##### Data shown

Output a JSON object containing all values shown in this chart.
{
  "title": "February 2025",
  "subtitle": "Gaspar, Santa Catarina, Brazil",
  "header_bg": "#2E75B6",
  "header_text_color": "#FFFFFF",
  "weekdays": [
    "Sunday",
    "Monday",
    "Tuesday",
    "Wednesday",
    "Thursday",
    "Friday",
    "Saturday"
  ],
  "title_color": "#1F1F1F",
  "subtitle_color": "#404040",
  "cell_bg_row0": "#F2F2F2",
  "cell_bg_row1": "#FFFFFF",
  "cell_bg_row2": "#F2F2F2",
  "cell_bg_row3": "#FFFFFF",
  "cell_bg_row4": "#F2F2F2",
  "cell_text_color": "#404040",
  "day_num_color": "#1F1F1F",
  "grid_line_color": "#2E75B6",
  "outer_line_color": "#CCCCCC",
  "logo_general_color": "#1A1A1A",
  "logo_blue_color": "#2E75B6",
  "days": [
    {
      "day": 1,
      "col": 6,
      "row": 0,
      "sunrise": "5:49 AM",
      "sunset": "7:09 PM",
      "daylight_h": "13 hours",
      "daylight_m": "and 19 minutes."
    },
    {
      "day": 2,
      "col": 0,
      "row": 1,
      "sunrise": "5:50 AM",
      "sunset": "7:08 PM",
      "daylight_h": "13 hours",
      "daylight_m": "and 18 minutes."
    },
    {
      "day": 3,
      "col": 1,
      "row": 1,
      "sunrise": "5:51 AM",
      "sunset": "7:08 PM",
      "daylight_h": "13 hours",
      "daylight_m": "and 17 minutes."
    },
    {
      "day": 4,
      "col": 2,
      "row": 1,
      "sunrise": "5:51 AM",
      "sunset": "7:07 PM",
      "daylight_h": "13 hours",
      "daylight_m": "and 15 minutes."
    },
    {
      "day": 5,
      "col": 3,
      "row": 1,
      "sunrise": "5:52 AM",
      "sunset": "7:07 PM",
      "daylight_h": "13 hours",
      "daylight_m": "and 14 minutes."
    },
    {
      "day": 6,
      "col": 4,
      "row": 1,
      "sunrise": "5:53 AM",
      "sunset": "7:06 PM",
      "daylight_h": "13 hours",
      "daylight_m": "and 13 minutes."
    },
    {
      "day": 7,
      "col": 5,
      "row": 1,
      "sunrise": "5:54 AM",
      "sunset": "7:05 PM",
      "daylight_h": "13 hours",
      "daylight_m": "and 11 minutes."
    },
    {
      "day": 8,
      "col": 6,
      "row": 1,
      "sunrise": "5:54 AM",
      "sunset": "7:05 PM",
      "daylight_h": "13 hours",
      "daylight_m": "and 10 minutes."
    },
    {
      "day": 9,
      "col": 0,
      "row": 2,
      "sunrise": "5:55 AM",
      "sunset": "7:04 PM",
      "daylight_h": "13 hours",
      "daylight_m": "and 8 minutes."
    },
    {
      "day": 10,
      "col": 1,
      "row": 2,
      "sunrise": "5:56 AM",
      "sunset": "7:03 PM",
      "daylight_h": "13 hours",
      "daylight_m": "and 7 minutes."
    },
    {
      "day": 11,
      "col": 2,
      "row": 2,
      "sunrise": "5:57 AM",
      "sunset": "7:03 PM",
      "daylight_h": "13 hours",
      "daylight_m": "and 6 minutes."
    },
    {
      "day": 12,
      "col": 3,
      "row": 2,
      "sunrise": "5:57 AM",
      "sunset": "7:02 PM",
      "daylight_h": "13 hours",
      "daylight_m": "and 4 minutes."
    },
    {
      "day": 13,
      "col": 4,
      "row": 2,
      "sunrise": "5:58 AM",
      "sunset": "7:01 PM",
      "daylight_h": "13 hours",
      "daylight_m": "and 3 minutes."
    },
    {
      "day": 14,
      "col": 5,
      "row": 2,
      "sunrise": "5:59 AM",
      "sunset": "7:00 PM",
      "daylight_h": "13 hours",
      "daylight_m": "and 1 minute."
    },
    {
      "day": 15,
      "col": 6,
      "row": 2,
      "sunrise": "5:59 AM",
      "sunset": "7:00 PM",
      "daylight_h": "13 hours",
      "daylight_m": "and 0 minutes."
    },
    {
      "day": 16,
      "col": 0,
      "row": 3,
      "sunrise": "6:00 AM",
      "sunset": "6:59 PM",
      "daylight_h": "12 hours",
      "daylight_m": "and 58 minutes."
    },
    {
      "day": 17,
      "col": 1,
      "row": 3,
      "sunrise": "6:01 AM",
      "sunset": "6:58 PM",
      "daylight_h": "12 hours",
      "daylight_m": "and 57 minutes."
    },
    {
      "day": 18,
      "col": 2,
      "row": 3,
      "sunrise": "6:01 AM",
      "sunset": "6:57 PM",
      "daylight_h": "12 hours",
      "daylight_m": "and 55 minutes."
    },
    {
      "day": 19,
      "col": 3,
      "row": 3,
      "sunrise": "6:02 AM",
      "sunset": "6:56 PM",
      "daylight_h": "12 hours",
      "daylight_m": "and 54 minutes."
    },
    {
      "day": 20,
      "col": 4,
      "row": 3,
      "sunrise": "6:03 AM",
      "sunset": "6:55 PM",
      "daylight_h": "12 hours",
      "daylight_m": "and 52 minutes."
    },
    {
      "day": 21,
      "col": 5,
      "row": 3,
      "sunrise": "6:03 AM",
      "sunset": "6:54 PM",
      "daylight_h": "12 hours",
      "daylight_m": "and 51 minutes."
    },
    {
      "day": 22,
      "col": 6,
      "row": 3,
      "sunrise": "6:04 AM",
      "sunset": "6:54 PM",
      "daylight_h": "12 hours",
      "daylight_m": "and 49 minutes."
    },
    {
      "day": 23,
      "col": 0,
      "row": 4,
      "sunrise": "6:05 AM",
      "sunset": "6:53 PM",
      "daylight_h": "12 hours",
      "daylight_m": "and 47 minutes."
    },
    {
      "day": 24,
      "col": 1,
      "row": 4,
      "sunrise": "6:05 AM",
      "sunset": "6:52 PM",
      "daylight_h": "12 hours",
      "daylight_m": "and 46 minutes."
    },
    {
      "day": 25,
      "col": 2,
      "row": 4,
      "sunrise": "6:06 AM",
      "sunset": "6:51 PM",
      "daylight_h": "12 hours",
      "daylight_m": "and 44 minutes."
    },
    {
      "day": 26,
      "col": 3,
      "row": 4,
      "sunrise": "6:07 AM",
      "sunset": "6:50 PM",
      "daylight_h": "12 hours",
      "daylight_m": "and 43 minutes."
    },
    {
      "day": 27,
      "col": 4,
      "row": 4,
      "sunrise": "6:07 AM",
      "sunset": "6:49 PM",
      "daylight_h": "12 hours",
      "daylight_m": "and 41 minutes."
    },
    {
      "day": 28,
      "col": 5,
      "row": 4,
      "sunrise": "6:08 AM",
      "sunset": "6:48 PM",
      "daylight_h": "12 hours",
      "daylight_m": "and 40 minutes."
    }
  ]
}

##########

> [What is expected]:
Repeat every record, exactly as written.

> [Completed exercise]:
Output a JSON object containing all values shown in this chart.
{
  "title": "February 2025",
  "subtitle": "Gaspar, Santa Catarina, Brazil",
  "header_bg": "#2E75B6",
  "header_text_color": "#FFFFFF",
  "weekdays": [
    "Sunday",
    "Monday",
    "Tuesday",
    "Wednesday",
    "Thursday",
    "Friday",
    "Saturday"
  ],
  "title_color": "#1F1F1F",
  "subtitle_color": "#404040",
  "cell_bg_row0": "#F2F2F2",
  "cell_bg_row1": "#FFFFFF",
  "cell_bg_row2": "#F2F2F2",
  "cell_bg_row3": "#FFFFFF",
  "cell_bg_row4": "#F2F2F2",
  "cell_text_color": "#404040",
  "day_num_color": "#1F1F1F",
  "grid_line_color": "#2E75B6",
  "outer_line_color": "#CCCCCC",
  "logo_general_color": "#1A1A1A",
  "logo_blue_color": "#2E75B6",
  "days": [
    {
      "day": 1,
      "col": 6,
      "row": 0,
      "sunrise": "5:49 AM",
      "sunset": "7:09 PM",
      "daylight_h": "13 hours",
      "daylight_m": "and 19 minutes."
    },
    {
      "day": 2,
      "col": 0,
      "row": 1,
      "sunrise": "5:50 AM",
      "sunset": "7:08 PM",
      "daylight_h": "13 hours",
      "daylight_m": "and 18 minutes."
    },
    {
      "day": 3,
      "col": 1,
      "row": 1,
      "sunrise": "5:51 AM",
      "sunset": "7:08 PM",
      "daylight_h": "13 hours",
      "daylight_m": "and 17 minutes."
    },
    {
      "day": 4,
      "col": 2,
      "row": 1,
      "sunrise": "5:51 AM",
      "sunset": "7:07 PM",
      "daylight_h": "13 hours",
      "daylight_m": "and 15 minutes."
    },
    {
      "day": 5,
      "col": 3,
      "row": 1,
      "sunrise": "5:52 AM",
      "sunset": "7:07 PM",
      "daylight_h": "13 hours",
      "daylight_m": "and 14 minutes."
    },
    {
      "day": 6,
      "col": 4,
      "row": 1,
      "sunrise": "5:53 AM",
      "sunset": "7:06 PM",
      "daylight_h": "13 hours",
      "daylight_m": "and 13 minutes."
    },
    {
      "day": 7,
      "col": 5,
      "row": 1,
      "sunrise": "5:54 AM",
      "sunset": "7:05 PM",
      "daylight_h": "13 hours",
      "daylight_m": "and 11 minutes."
    },
    {
      "day": 8,
      "col": 6,
      "row": 1,
      "sunrise": "5:54 AM",
      "sunset": "7:05 PM",
      "daylight_h": "13 hours",
      "daylight_m": "and 10 minutes."
    },
    {
      "day": 9,
      "col": 0,
      "row": 2,
      "sunrise": "5:55 AM",
      "sunset": "7:04 PM",
      "daylight_h": "13 hours",
      "daylight_m": "and 8 minutes."
    },
    {
      "day": 10,
      "col": 1,
      "row": 2,
      "sunrise": "5:56 AM",
      "sunset": "7:03 PM",
      "daylight_h": "13 hours",
      "daylight_m": "and 7 minutes."
    },
    {
      "day": 11,
      "col": 2,
      "row": 2,
      "sunrise": "5:57 AM",
      "sunset": "7:03 PM",
      "daylight_h": "13 hours",
      "daylight_m": "and 6 minutes."
    },
    {
      "day": 12,
      "col": 3,
      "row": 2,
      "sunrise": "5:57 AM",
      "sunset": "7:02 PM",
      "daylight_h": "13 hours",
      "daylight_m": "and 4 minutes."
    },
    {
      "day": 13,
      "col": 4,
      "row": 2,
      "sunrise": "5:58 AM",
      "sunset": "7:01 PM",
      "daylight_h": "13 hours",
      "daylight_m": "and 3 minutes."
    },
    {
      "day": 14,
      "col": 5,
      "row": 2,
      "sunrise": "5:59 AM",
      "sunset": "7:00 PM",
      "daylight_h": "13 hours",
      "daylight_m": "and 1 minute."
    },
    {
      "day": 15,
      "col": 6,
      "row": 2,
      "sunrise": "5:59 AM",
      "sunset": "7:00 PM",
      "daylight_h": "13 hours",
      "daylight_m": "and 0 minutes."
    },
    {
      "day": 16,
      "col": 0,
      "row": 3,
      "sunrise": "6:00 AM",
      "sunset": "6:59 PM",
      "daylight_h": "12 hours",
      "daylight_m": "and 58 minutes."
    },
    {
      "day": 17,
      "col": 1,
      "row": 3,
      "sunrise": "6:01 AM",
      "sunset": "6:58 PM",
      "daylight_h": "12 hours",
      "daylight_m": "and 57 minutes."
    },
    {
      "day": 18,
      "col": 2,
      "row": 3,
      "sunrise": "6:01 AM",
      "sunset": "6:57 PM",
      "daylight_h": "12 hours",
      "daylight_m": "and 55 minutes."
    },
    {
      "day": 19,
      "col": 3,
      "row": 3,
      "sunrise": "6:02 AM",
      "sunset": "6:56 PM",
      "daylight_h": "12 hours",
      "daylight_m": "and 54 minutes."
    },
    {
      "day": 20,
      "col": 4,
      "row": 3,
      "sunrise": "6:03 AM",
      "sunset": "6:55 PM",
      "daylight_h": "12 hours",
      "daylight_m": "and 52 minutes."
    },
    {
      "day": 21,
      "col": 5,
      "row": 3,
      "sunrise": "6:03 AM",
      "sunset": "6:54 PM",
      "daylight_h": "12 hours",
      "daylight_m": "and 51 minutes."
    },
    {
      "day": 22,
      "col": 6,
      "row": 3,
      "sunrise": "6:04 AM",
      "sunset": "6:54 PM",
      "daylight_h": "12 hours",
      "daylight_m": "and 49 minutes."
    },
    {
      "day": 23,
      "col": 0,
      "row": 4,
      "sunrise": "6:05 AM",
      "sunset": "6:53 PM",
      "daylight_h": "12 hours",
      "daylight_m": "and 47 minutes."
    },
    {
      "day": 24,
      "col": 1,
      "row": 4,
      "sunrise": "6:05 AM",
      "sunset": "6:52 PM",
      "daylight_h": "12 hours",
      "daylight_m": "and 46 minutes."
    },
    {
      "day": 25,
      "col": 2,
      "row": 4,
      "sunrise": "6:06 AM",
      "sunset": "6:51 PM",
      "daylight_h": "12 hours",
      "daylight_m": "and 44 minutes."
    },
    {
      "day": 26,
      "col": 3,
      "row": 4,
      "sunrise": "6:07 AM",
      "sunset": "6:50 PM",
      "daylight_h": "12 hours",
      "daylight_m": "and 43 minutes."
    },
    {
      "day": 27,
      "col": 4,
      "row": 4,
      "sunrise": "6:07 AM",
      "sunset": "6:49 PM",
      "daylight_h": "12 hours",
      "daylight_m": "and 41 minutes."
    },
    {
      "day": 28,
      "col": 5,
      "row": 4,
      "sunrise": "6:08 AM",
      "sunset": "6:48 PM",
      "daylight_h": "12 hours",
      "daylight_m": "and 40 minutes."
    }
  ]
}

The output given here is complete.